Set out every line of the data below as a JSON list of strings, one string per line, with blank lines omitted. Leave the pictures out of the list.

——

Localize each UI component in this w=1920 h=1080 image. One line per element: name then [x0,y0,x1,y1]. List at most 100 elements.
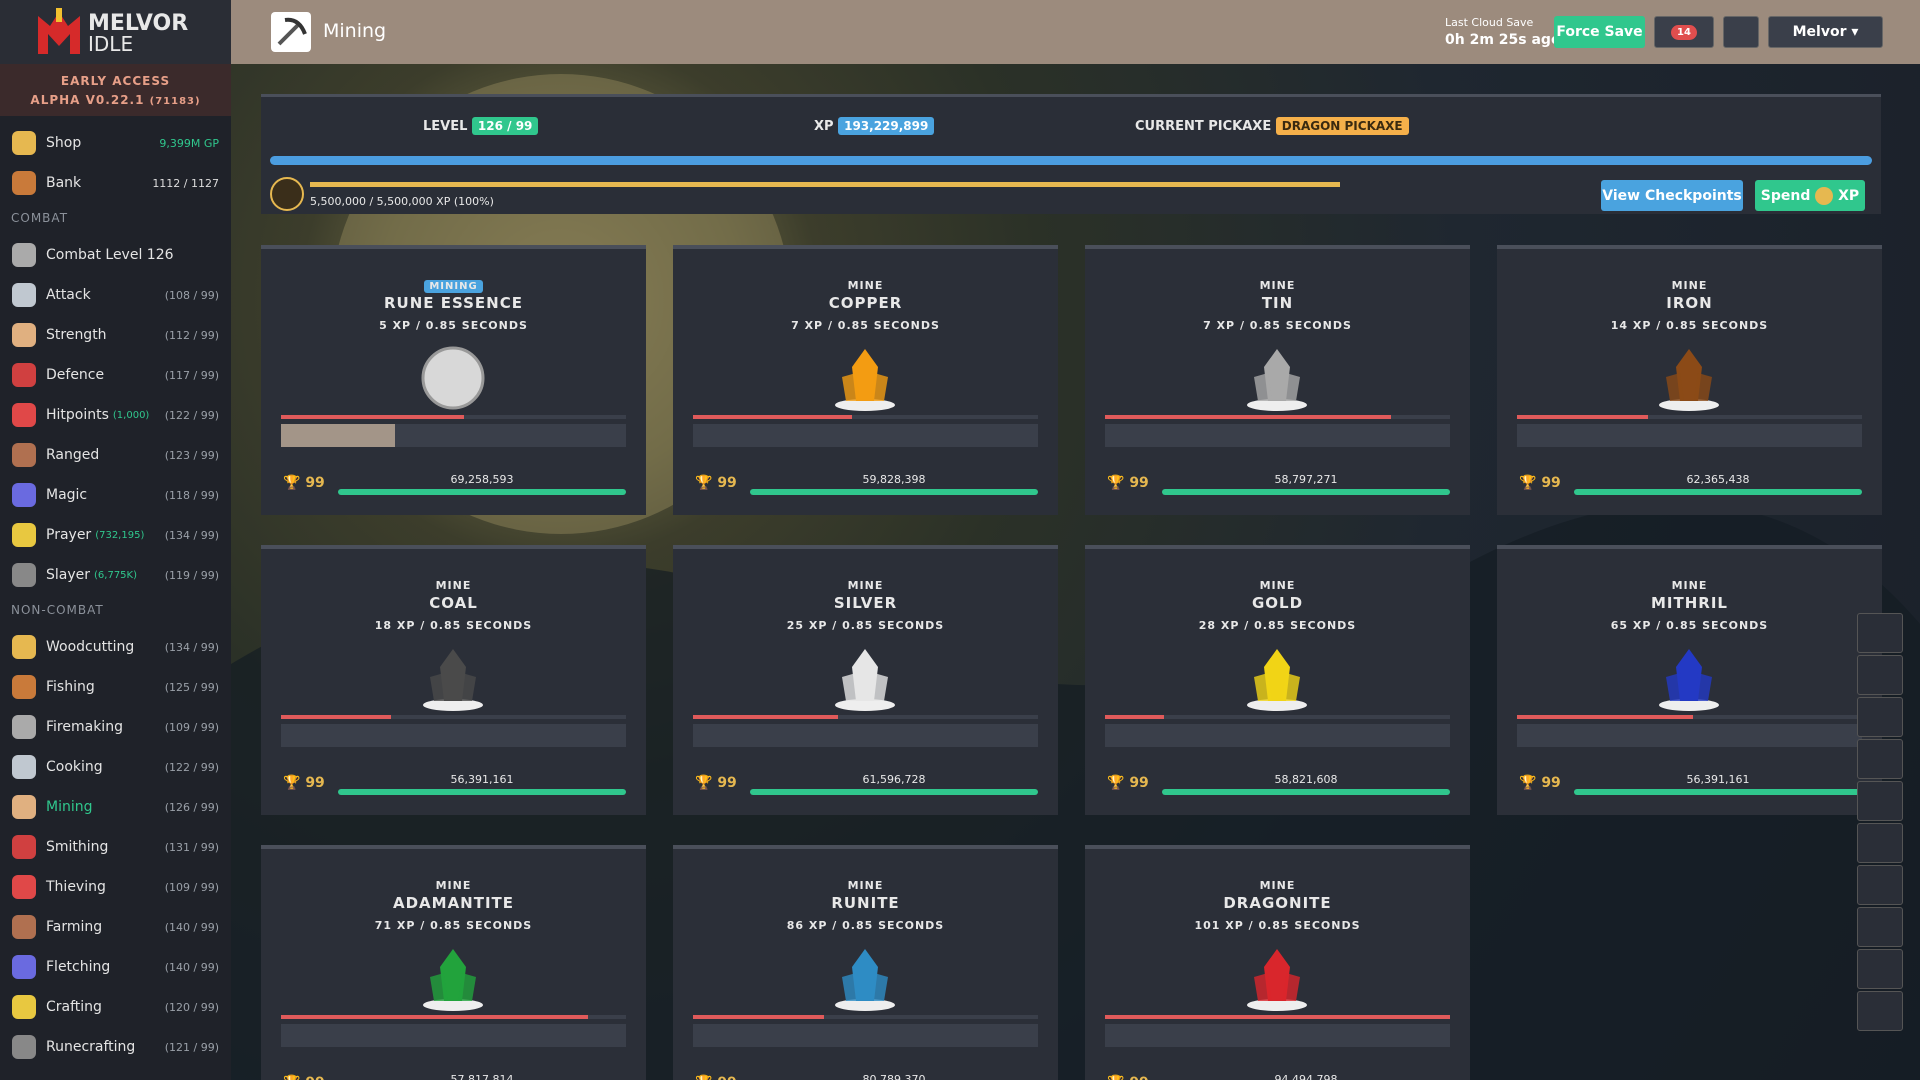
mastery-level-text: 99 [305,475,325,491]
skill-icon [12,635,36,659]
hp-track [1105,415,1450,419]
force-save-button[interactable]: Force Save [1554,16,1645,48]
rock-rate: 65 XP / 0.85 SECONDS [1610,619,1769,632]
pool-text: 5,500,000 / 5,500,000 XP (100%) [310,195,494,208]
xp-label: XP [814,119,834,134]
hp-bar [693,415,852,419]
skill-icon [12,443,36,467]
hp-track [693,1015,1038,1019]
user-menu[interactable]: Melvor ▾ [1768,16,1883,48]
item-name: Magic [46,487,88,503]
skill-icon [12,955,36,979]
sidebar-item[interactable]: Combat Level 126 [0,235,231,275]
rock-card[interactable]: MINE DRAGONITE 101 XP / 0.85 SECONDS 🏆 99 94… [1085,845,1470,1080]
logo-subtitle: IDLE [88,32,134,56]
sidebar-item[interactable]: Cooking (122 / 99) [0,747,231,787]
skill-icon [12,1035,36,1059]
rock-card[interactable]: MINE MITHRIL 65 XP / 0.85 SECONDS 🏆 99 56,39… [1497,545,1882,815]
rock-icon [1654,643,1724,713]
item-name: Fishing [46,679,95,695]
quick-slot[interactable] [1857,991,1903,1031]
sidebar-item[interactable]: Attack (108 / 99) [0,275,231,315]
rock-card[interactable]: MINE IRON 14 XP / 0.85 SECONDS 🏆 99 62,365,4… [1497,245,1882,515]
quick-slot[interactable] [1857,907,1903,947]
sidebar-item[interactable]: Woodcutting (134 / 99) [0,627,231,667]
item-level: (118 / 99) [164,488,219,502]
quick-slot[interactable] [1857,613,1903,653]
mastery-xp: 59,828,398 [862,473,926,486]
spend-xp-button[interactable]: Spend XP [1755,180,1865,211]
skill-icon [12,403,36,427]
mastery-level-text: 99 [1541,775,1561,791]
quick-slot[interactable] [1857,781,1903,821]
rock-card[interactable]: MINE RUNITE 86 XP / 0.85 SECONDS 🏆 99 80,789… [673,845,1058,1080]
rock-card[interactable]: MINE COPPER 7 XP / 0.85 SECONDS 🏆 99 59,828,… [673,245,1058,515]
hp-bar [1105,715,1164,719]
rock-badge: MINE [1497,279,1882,292]
quick-slot[interactable] [1857,697,1903,737]
sidebar-item[interactable]: Farming (140 / 99) [0,907,231,947]
quick-slot[interactable] [1857,823,1903,863]
page-title: Mining [323,20,387,42]
rock-icon [1242,343,1312,413]
level-badge: 126 / 99 [471,117,539,135]
sidebar-item[interactable]: Slayer (6,775K) (119 / 99) [0,555,231,595]
rock-card[interactable]: MINING RUNE ESSENCE 5 XP / 0.85 SECONDS 🏆 9… [261,245,646,515]
item-extra: (1,000) [112,409,150,421]
sidebar-item[interactable]: Crafting (120 / 99) [0,987,231,1027]
sidebar-item[interactable]: Bank 1112 / 1127 [0,163,231,203]
sidebar-item[interactable]: Mining (126 / 99) [0,787,231,827]
rock-badge: MINE [1085,879,1470,892]
skill-icon [12,131,36,155]
skill-icon [12,715,36,739]
sidebar-item[interactable]: Hitpoints (1,000) (122 / 99) [0,395,231,435]
rock-rate: 7 XP / 0.85 SECONDS [1203,319,1352,332]
hp-bar [693,1015,825,1019]
quick-slot[interactable] [1857,739,1903,779]
rock-badge: MINE [673,579,1058,592]
sidebar-item[interactable]: Magic (118 / 99) [0,475,231,515]
progress-track [693,424,1038,447]
sidebar-item[interactable]: Shop 9,399M GP [0,123,231,163]
rock-card[interactable]: MINE GOLD 28 XP / 0.85 SECONDS 🏆 99 58,821,6… [1085,545,1470,815]
item-name: Thieving [46,879,106,895]
rock-card[interactable]: MINE SILVER 25 XP / 0.85 SECONDS 🏆 99 61,596… [673,545,1058,815]
notifications-button[interactable]: 14 [1654,16,1714,48]
item-value: 9,399M GP [159,136,219,150]
sidebar-item[interactable]: Runecrafting (121 / 99) [0,1027,231,1067]
rock-icon [418,643,488,713]
sidebar-item[interactable]: Strength (112 / 99) [0,315,231,355]
progress-track [281,724,626,747]
logo-icon [38,8,80,54]
hp-track [281,715,626,719]
badge-text: MINE [1671,279,1708,292]
quick-slot[interactable] [1857,655,1903,695]
view-checkpoints-button[interactable]: View Checkpoints [1601,180,1743,211]
rock-badge: MINE [673,279,1058,292]
crown-button[interactable] [1723,16,1759,48]
rock-rate: 14 XP / 0.85 SECONDS [1610,319,1769,332]
mastery-level-text: 99 [717,475,737,491]
rock-card[interactable]: MINE COAL 18 XP / 0.85 SECONDS 🏆 99 56,391,1… [261,545,646,815]
spend-unit: XP [1838,187,1860,204]
sidebar-item[interactable]: Smithing (131 / 99) [0,827,231,867]
sidebar-item[interactable]: Firemaking (109 / 99) [0,707,231,747]
sidebar-item[interactable]: Thieving (109 / 99) [0,867,231,907]
badge-text: MINE [435,579,472,592]
pool-fill [310,182,1340,187]
item-name: Farming [46,919,103,935]
sidebar-item[interactable]: Ranged (123 / 99) [0,435,231,475]
rock-name: RUNITE [831,894,900,912]
quick-slot[interactable] [1857,949,1903,989]
item-level: (108 / 99) [164,288,219,302]
rock-card[interactable]: MINE ADAMANTITE 71 XP / 0.85 SECONDS 🏆 99 57… [261,845,646,1080]
item-extra: (6,775K) [94,569,138,581]
sidebar-item[interactable]: Defence (117 / 99) [0,355,231,395]
sidebar-item[interactable]: Prayer (732,195) (134 / 99) [0,515,231,555]
quick-slot[interactable] [1857,865,1903,905]
sidebar-item[interactable]: Fishing (125 / 99) [0,667,231,707]
skill-panel: LEVEL 126 / 99 XP 193,229,899 CURRENT PI… [261,94,1881,214]
sidebar-item[interactable]: Fletching (140 / 99) [0,947,231,987]
rock-card[interactable]: MINE TIN 7 XP / 0.85 SECONDS 🏆 99 58,797,271 [1085,245,1470,515]
item-name: Mining [46,799,93,815]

——

__Task response__
[
  "Localize each UI component in this w=1920 h=1080 image. One line per element: name then [x0,y0,x1,y1]. List at most 100 elements.",
  "mastery-level-text: 99 [305,475,325,491]",
  "skill-icon [12,635,36,659]",
  "hp-track [1105,415,1450,419]",
  "force-save-button[interactable]: Force Save [1554,16,1645,48]",
  "rock-rate: 65 XP / 0.85 SECONDS [1610,619,1769,632]",
  "pool-text: 5,500,000 / 5,500,000 XP (100%) [310,195,494,208]",
  "xp-label: XP [814,119,834,134]",
  "hp-bar [693,415,852,419]",
  "skill-icon [12,443,36,467]",
  "hp-track [693,1015,1038,1019]",
  "user-menu[interactable]: Melvor ▾ [1768,16,1883,48]",
  "item-name: Magic [46,487,88,503]",
  "skill-icon [12,955,36,979]",
  "sidebar-item[interactable]: Combat Level 126 [0,235,231,275]",
  "rock-card[interactable]: MINE DRAGONITE 101 XP / 0.85 SECONDS 🏆 99 94… [1085,845,1470,1080]",
  "logo-subtitle: IDLE [88,32,134,56]",
  "sidebar-item[interactable]: Cooking (122 / 99) [0,747,231,787]",
  "skill-icon [12,1035,36,1059]",
  "rock-card[interactable]: MINE MITHRIL 65 XP / 0.85 SECONDS 🏆 99 56,39… [1497,545,1882,815]",
  "rock-icon [1654,643,1724,713]",
  "item-name: Fishing [46,679,95,695]",
  "quick-slot[interactable] [1857,991,1903,1031]",
  "sidebar-item[interactable]: Attack (108 / 99) [0,275,231,315]",
  "rock-card[interactable]: MINE IRON 14 XP / 0.85 SECONDS 🏆 99 62,365,4… [1497,245,1882,515]",
  "quick-slot[interactable] [1857,907,1903,947]",
  "sidebar-item[interactable]: Woodcutting (134 / 99) [0,627,231,667]",
  "item-level: (118 / 99) [164,488,219,502]",
  "quick-slot[interactable] [1857,613,1903,653]",
  "mastery-xp: 59,828,398 [862,473,926,486]",
  "spend-xp-button[interactable]: Spend XP [1755,180,1865,211]",
  "skill-icon [12,403,36,427]",
  "mastery-level-text: 99 [1541,775,1561,791]",
  "quick-slot[interactable] [1857,781,1903,821]",
  "rock-card[interactable]: MINE RUNITE 86 XP / 0.85 SECONDS 🏆 99 80,789… [673,845,1058,1080]",
  "rock-card[interactable]: MINE COPPER 7 XP / 0.85 SECONDS 🏆 99 59,828,… [673,245,1058,515]",
  "hp-bar [1105,715,1164,719]",
  "rock-badge: MINE [1497,279,1882,292]",
  "quick-slot[interactable] [1857,697,1903,737]",
  "sidebar-item[interactable]: Farming (140 / 99) [0,907,231,947]",
  "quick-slot[interactable] [1857,823,1903,863]",
  "page-title: Mining [323,20,387,42]",
  "rock-icon [1242,343,1312,413]",
  "level-badge: 126 / 99 [471,117,539,135]",
  "sidebar-item[interactable]: Slayer (6,775K) (119 / 99) [0,555,231,595]",
  "rock-card[interactable]: MINING RUNE ESSENCE 5 XP / 0.85 SECONDS 🏆 9… [261,245,646,515]",
  "item-extra: (1,000) [112,409,150,421]",
  "sidebar-item[interactable]: Crafting (120 / 99) [0,987,231,1027]",
  "sidebar-item[interactable]: Bank 1112 / 1127 [0,163,231,203]",
  "sidebar-item[interactable]: Mining (126 / 99) [0,787,231,827]",
  "rock-badge: MINE [1085,879,1470,892]",
  "skill-icon [12,131,36,155]",
  "skill-icon [12,715,36,739]",
  "sidebar-item[interactable]: Hitpoints (1,000) (122 / 99) [0,395,231,435]",
  "rock-rate: 7 XP / 0.85 SECONDS [1203,319,1352,332]",
  "hp-bar [693,1015,825,1019]",
  "quick-slot[interactable] [1857,739,1903,779]",
  "rock-badge: MINE [673,579,1058,592]",
  "sidebar-item[interactable]: Magic (118 / 99) [0,475,231,515]",
  "progress-track [693,424,1038,447]",
  "sidebar-item[interactable]: Shop 9,399M GP [0,123,231,163]",
  "rock-card[interactable]: MINE GOLD 28 XP / 0.85 SECONDS 🏆 99 58,821,6… [1085,545,1470,815]",
  "item-name: Thieving [46,879,106,895]",
  "rock-card[interactable]: MINE SILVER 25 XP / 0.85 SECONDS 🏆 99 61,596… [673,545,1058,815]",
  "notifications-button[interactable]: 14 [1654,16,1714,48]",
  "item-value: 9,399M GP [159,136,219,150]",
  "sidebar-item[interactable]: Runecrafting (121 / 99) [0,1027,231,1067]",
  "rock-icon [418,643,488,713]",
  "sidebar-item[interactable]: Strength (112 / 99) [0,315,231,355]",
  "progress-track [281,724,626,747]",
  "logo-icon [38,8,80,54]",
  "hp-track [281,715,626,719]",
  "badge-text: MINE [1671,279,1708,292]",
  "quick-slot[interactable] [1857,655,1903,695]",
  "view-checkpoints-button[interactable]: View Checkpoints [1601,180,1743,211]",
  "rock-badge: MINE [673,279,1058,292]",
  "crown-button[interactable] [1723,16,1759,48]",
  "rock-rate: 14 XP / 0.85 SECONDS [1610,319,1769,332]",
  "mastery-level-text: 99 [717,475,737,491]",
  "rock-card[interactable]: MINE COAL 18 XP / 0.85 SECONDS 🏆 99 56,391,1… [261,545,646,815]",
  "spend-unit: XP [1838,187,1860,204]",
  "sidebar-item[interactable]: Smithing (131 / 99) [0,827,231,867]",
  "sidebar-item[interactable]: Firemaking (109 / 99) [0,707,231,747]",
  "sidebar-item[interactable]: Thieving (109 / 99) [0,867,231,907]",
  "badge-text: MINE [435,579,472,592]",
  "pool-fill [310,182,1340,187]",
  "item-name: Farming [46,919,103,935]",
  "sidebar-item[interactable]: Ranged (123 / 99) [0,435,231,475]",
  "rock-name: RUNITE [831,894,900,912]",
  "quick-slot[interactable] [1857,949,1903,989]",
  "item-level: (108 / 99) [164,288,219,302]",
  "rock-card[interactable]: MINE ADAMANTITE 71 XP / 0.85 SECONDS 🏆 99 57… [261,845,646,1080]",
  "item-extra: (6,775K) [94,569,138,581]",
  "sidebar-item[interactable]: Defence (117 / 99) [0,355,231,395]",
  "sidebar-item[interactable]: Prayer (732,195) (134 / 99) [0,515,231,555]",
  "quick-slot[interactable] [1857,865,1903,905]",
  "sidebar-item[interactable]: Fishing (125 / 99) [0,667,231,707]",
  "skill-panel: LEVEL 126 / 99 XP 193,229,899 CURRENT PI… [261,94,1881,214]",
  "sidebar-item[interactable]: Fletching (140 / 99) [0,947,231,987]",
  "rock-card[interactable]: MINE TIN 7 XP / 0.85 SECONDS 🏆 99 58,797,271 [1085,245,1470,515]",
  "item-name: Mining [46,799,93,815]"
]